Reproduce the whole listing, character for character.
··· Stored rows
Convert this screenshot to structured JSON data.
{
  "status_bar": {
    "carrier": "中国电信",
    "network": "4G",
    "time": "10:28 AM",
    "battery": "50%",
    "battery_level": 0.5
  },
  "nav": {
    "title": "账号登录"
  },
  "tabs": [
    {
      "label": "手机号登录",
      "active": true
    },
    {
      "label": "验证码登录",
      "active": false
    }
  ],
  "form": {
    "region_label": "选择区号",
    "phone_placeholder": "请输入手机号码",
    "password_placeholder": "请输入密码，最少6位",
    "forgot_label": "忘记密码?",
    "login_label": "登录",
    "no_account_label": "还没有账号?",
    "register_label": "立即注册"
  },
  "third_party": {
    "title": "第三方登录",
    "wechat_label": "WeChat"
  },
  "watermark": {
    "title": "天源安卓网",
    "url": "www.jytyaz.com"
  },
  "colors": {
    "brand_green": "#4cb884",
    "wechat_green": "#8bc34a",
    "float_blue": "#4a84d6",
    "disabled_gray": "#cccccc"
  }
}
······
• [Output below]:
Convert this screenshot to structured JSON data.
{
  "status_bar": {
    "carrier": "中国电信",
    "network": "4G",
    "time": "10:28 AM",
    "battery": "50%",
    "battery_level": 0.5
  },
  "nav": {
    "title": "账号登录"
  },
  "tabs": [
    {
      "label": "手机号登录",
      "active": true
    },
    {
      "label": "验证码登录",
      "active": false
    }
  ],
  "form": {
    "region_label": "选择区号",
    "phone_placeholder": "请输入手机号码",
    "password_placeholder": "请输入密码，最少6位",
    "forgot_label": "忘记密码?",
    "login_label": "登录",
    "no_account_label": "还没有账号?",
    "register_label": "立即注册"
  },
  "third_party": {
    "title": "第三方登录",
    "wechat_label": "WeChat"
  },
  "watermark": {
    "title": "天源安卓网",
    "url": "www.jytyaz.com"
  },
  "colors": {
    "brand_green": "#4cb884",
    "wechat_green": "#8bc34a",
    "float_blue": "#4a84d6",
    "disabled_gray": "#cccccc"
  }
}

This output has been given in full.